* **AIM**: Every line of the records must be repeated exactly; pictures stay out.

Stored records:
■ ■ ■ ■
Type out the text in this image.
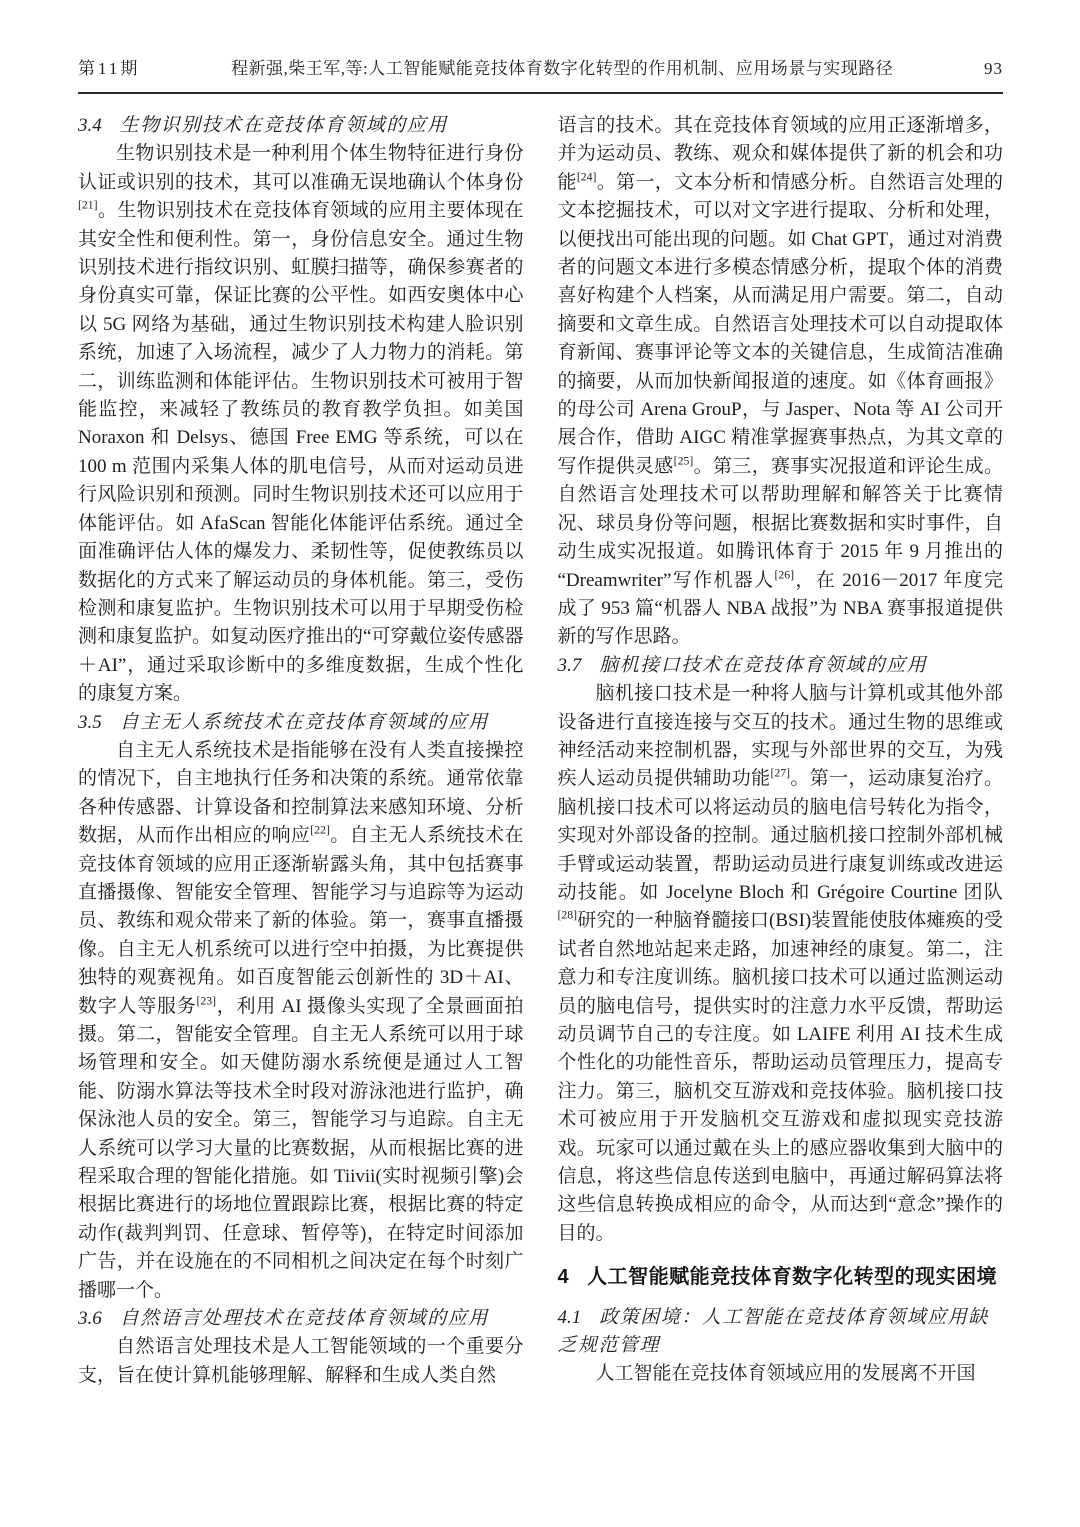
第11期	程新强,柴王军,等:人工智能赋能竞技体育数字化转型的作用机制、应用场景与实现路径	93
3.4 生物识别技术在竞技体育领域的应用

生物识别技术是一种利用个体生物特征进行身份认证或识别的技术，其可以准确无误地确认个体身份[21]。生物识别技术在竞技体育领域的应用主要体现在其安全性和便利性。第一，身份信息安全。通过生物识别技术进行指纹识别、虹膜扫描等，确保参赛者的身份真实可靠，保证比赛的公平性。如西安奥体中心以 5G 网络为基础，通过生物识别技术构建人脸识别系统，加速了入场流程，减少了人力物力的消耗。第二，训练监测和体能评估。生物识别技术可被用于智能监控，来减轻了教练员的教育教学负担。如美国 Noraxon 和 Delsys、德国 Free EMG 等系统，可以在 100 m 范围内采集人体的肌电信号，从而对运动员进行风险识别和预测。同时生物识别技术还可以应用于体能评估。如 AfaScan 智能化体能评估系统。通过全面准确评估人体的爆发力、柔韧性等，促使教练员以数据化的方式来了解运动员的身体机能。第三，受伤检测和康复监护。生物识别技术可以用于早期受伤检测和康复监护。如复动医疗推出的“可穿戴位姿传感器＋AI”，通过采取诊断中的多维度数据，生成个性化的康复方案。

3.5 自主无人系统技术在竞技体育领域的应用

自主无人系统技术是指能够在没有人类直接操控的情况下，自主地执行任务和决策的系统。通常依靠各种传感器、计算设备和控制算法来感知环境、分析数据，从而作出相应的响应[22]。自主无人系统技术在竞技体育领域的应用正逐渐崭露头角，其中包括赛事直播摄像、智能安全管理、智能学习与追踪等为运动员、教练和观众带来了新的体验。第一，赛事直播摄像。自主无人机系统可以进行空中拍摄，为比赛提供独特的观赛视角。如百度智能云创新性的 3D＋AI、数字人等服务[23]，利用 AI 摄像头实现了全景画面拍摄。第二，智能安全管理。自主无人系统可以用于球场管理和安全。如天健防溺水系统便是通过人工智能、防溺水算法等技术全时段对游泳池进行监护，确保泳池人员的安全。第三，智能学习与追踪。自主无人系统可以学习大量的比赛数据，从而根据比赛的进程采取合理的智能化措施。如 Tiivii(实时视频引擎)会根据比赛进行的场地位置跟踪比赛，根据比赛的特定动作(裁判判罚、任意球、暂停等)，在特定时间添加广告，并在设施在的不同相机之间决定在每个时刻广播哪一个。

3.6 自然语言处理技术在竞技体育领域的应用

自然语言处理技术是人工智能领域的一个重要分支，旨在使计算机能够理解、解释和生成人类自然

语言的技术。其在竞技体育领域的应用正逐渐增多，并为运动员、教练、观众和媒体提供了新的机会和功能[24]。第一，文本分析和情感分析。自然语言处理的文本挖掘技术，可以对文字进行提取、分析和处理，以便找出可能出现的问题。如 Chat GPT，通过对消费者的问题文本进行多模态情感分析，提取个体的消费喜好构建个人档案，从而满足用户需要。第二，自动摘要和文章生成。自然语言处理技术可以自动提取体育新闻、赛事评论等文本的关键信息，生成简洁准确的摘要，从而加快新闻报道的速度。如《体育画报》的母公司 Arena GrouP，与 Jasper、Nota 等 AI 公司开展合作，借助 AIGC 精准掌握赛事热点，为其文章的写作提供灵感[25]。第三，赛事实况报道和评论生成。自然语言处理技术可以帮助理解和解答关于比赛情况、球员身份等问题，根据比赛数据和实时事件，自动生成实况报道。如腾讯体育于 2015 年 9 月推出的“Dreamwriter”写作机器人[26]，在 2016－2017 年度完成了 953 篇“机器人 NBA 战报”为 NBA 赛事报道提供新的写作思路。

3.7 脑机接口技术在竞技体育领域的应用

脑机接口技术是一种将人脑与计算机或其他外部设备进行直接连接与交互的技术。通过生物的思维或神经活动来控制机器，实现与外部世界的交互，为残疾人运动员提供辅助功能[27]。第一，运动康复治疗。脑机接口技术可以将运动员的脑电信号转化为指令，实现对外部设备的控制。通过脑机接口控制外部机械手臂或运动装置，帮助运动员进行康复训练或改进运动技能。如 Jocelyne Bloch 和 Grégoire Courtine 团队[28]研究的一种脑脊髓接口(BSI)装置能使肢体瘫痪的受试者自然地站起来走路，加速神经的康复。第二，注意力和专注度训练。脑机接口技术可以通过监测运动员的脑电信号，提供实时的注意力水平反馈，帮助运动员调节自己的专注度。如 LAIFE 利用 AI 技术生成个性化的功能性音乐，帮助运动员管理压力，提高专注力。第三，脑机交互游戏和竞技体验。脑机接口技术可被应用于开发脑机交互游戏和虚拟现实竞技游戏。玩家可以通过戴在头上的感应器收集到大脑中的信息，将这些信息传送到电脑中，再通过解码算法将这些信息转换成相应的命令，从而达到“意念”操作的目的。

4 人工智能赋能竞技体育数字化转型的现实困境
4.1 政策困境：人工智能在竞技体育领域应用缺乏规范管理

人工智能在竞技体育领域应用的发展离不开国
■ ■ ■ ■
* **SOLVED PROBLEM**:
Type out the text in this image.
第11期	程新强,柴王军,等:人工智能赋能竞技体育数字化转型的作用机制、应用场景与实现路径	93
3.4 生物识别技术在竞技体育领域的应用

生物识别技术是一种利用个体生物特征进行身份认证或识别的技术，其可以准确无误地确认个体身份[21]。生物识别技术在竞技体育领域的应用主要体现在其安全性和便利性。第一，身份信息安全。通过生物识别技术进行指纹识别、虹膜扫描等，确保参赛者的身份真实可靠，保证比赛的公平性。如西安奥体中心以 5G 网络为基础，通过生物识别技术构建人脸识别系统，加速了入场流程，减少了人力物力的消耗。第二，训练监测和体能评估。生物识别技术可被用于智能监控，来减轻了教练员的教育教学负担。如美国 Noraxon 和 Delsys、德国 Free EMG 等系统，可以在 100 m 范围内采集人体的肌电信号，从而对运动员进行风险识别和预测。同时生物识别技术还可以应用于体能评估。如 AfaScan 智能化体能评估系统。通过全面准确评估人体的爆发力、柔韧性等，促使教练员以数据化的方式来了解运动员的身体机能。第三，受伤检测和康复监护。生物识别技术可以用于早期受伤检测和康复监护。如复动医疗推出的“可穿戴位姿传感器＋AI”，通过采取诊断中的多维度数据，生成个性化的康复方案。

3.5 自主无人系统技术在竞技体育领域的应用

自主无人系统技术是指能够在没有人类直接操控的情况下，自主地执行任务和决策的系统。通常依靠各种传感器、计算设备和控制算法来感知环境、分析数据，从而作出相应的响应[22]。自主无人系统技术在竞技体育领域的应用正逐渐崭露头角，其中包括赛事直播摄像、智能安全管理、智能学习与追踪等为运动员、教练和观众带来了新的体验。第一，赛事直播摄像。自主无人机系统可以进行空中拍摄，为比赛提供独特的观赛视角。如百度智能云创新性的 3D＋AI、数字人等服务[23]，利用 AI 摄像头实现了全景画面拍摄。第二，智能安全管理。自主无人系统可以用于球场管理和安全。如天健防溺水系统便是通过人工智能、防溺水算法等技术全时段对游泳池进行监护，确保泳池人员的安全。第三，智能学习与追踪。自主无人系统可以学习大量的比赛数据，从而根据比赛的进程采取合理的智能化措施。如 Tiivii(实时视频引擎)会根据比赛进行的场地位置跟踪比赛，根据比赛的特定动作(裁判判罚、任意球、暂停等)，在特定时间添加广告，并在设施在的不同相机之间决定在每个时刻广播哪一个。

3.6 自然语言处理技术在竞技体育领域的应用

自然语言处理技术是人工智能领域的一个重要分支，旨在使计算机能够理解、解释和生成人类自然

语言的技术。其在竞技体育领域的应用正逐渐增多，并为运动员、教练、观众和媒体提供了新的机会和功能[24]。第一，文本分析和情感分析。自然语言处理的文本挖掘技术，可以对文字进行提取、分析和处理，以便找出可能出现的问题。如 Chat GPT，通过对消费者的问题文本进行多模态情感分析，提取个体的消费喜好构建个人档案，从而满足用户需要。第二，自动摘要和文章生成。自然语言处理技术可以自动提取体育新闻、赛事评论等文本的关键信息，生成简洁准确的摘要，从而加快新闻报道的速度。如《体育画报》的母公司 Arena GrouP，与 Jasper、Nota 等 AI 公司开展合作，借助 AIGC 精准掌握赛事热点，为其文章的写作提供灵感[25]。第三，赛事实况报道和评论生成。自然语言处理技术可以帮助理解和解答关于比赛情况、球员身份等问题，根据比赛数据和实时事件，自动生成实况报道。如腾讯体育于 2015 年 9 月推出的“Dreamwriter”写作机器人[26]，在 2016－2017 年度完成了 953 篇“机器人 NBA 战报”为 NBA 赛事报道提供新的写作思路。

3.7 脑机接口技术在竞技体育领域的应用

脑机接口技术是一种将人脑与计算机或其他外部设备进行直接连接与交互的技术。通过生物的思维或神经活动来控制机器，实现与外部世界的交互，为残疾人运动员提供辅助功能[27]。第一，运动康复治疗。脑机接口技术可以将运动员的脑电信号转化为指令，实现对外部设备的控制。通过脑机接口控制外部机械手臂或运动装置，帮助运动员进行康复训练或改进运动技能。如 Jocelyne Bloch 和 Grégoire Courtine 团队[28]研究的一种脑脊髓接口(BSI)装置能使肢体瘫痪的受试者自然地站起来走路，加速神经的康复。第二，注意力和专注度训练。脑机接口技术可以通过监测运动员的脑电信号，提供实时的注意力水平反馈，帮助运动员调节自己的专注度。如 LAIFE 利用 AI 技术生成个性化的功能性音乐，帮助运动员管理压力，提高专注力。第三，脑机交互游戏和竞技体验。脑机接口技术可被应用于开发脑机交互游戏和虚拟现实竞技游戏。玩家可以通过戴在头上的感应器收集到大脑中的信息，将这些信息传送到电脑中，再通过解码算法将这些信息转换成相应的命令，从而达到“意念”操作的目的。

4 人工智能赋能竞技体育数字化转型的现实困境
4.1 政策困境：人工智能在竞技体育领域应用缺乏规范管理

人工智能在竞技体育领域应用的发展离不开国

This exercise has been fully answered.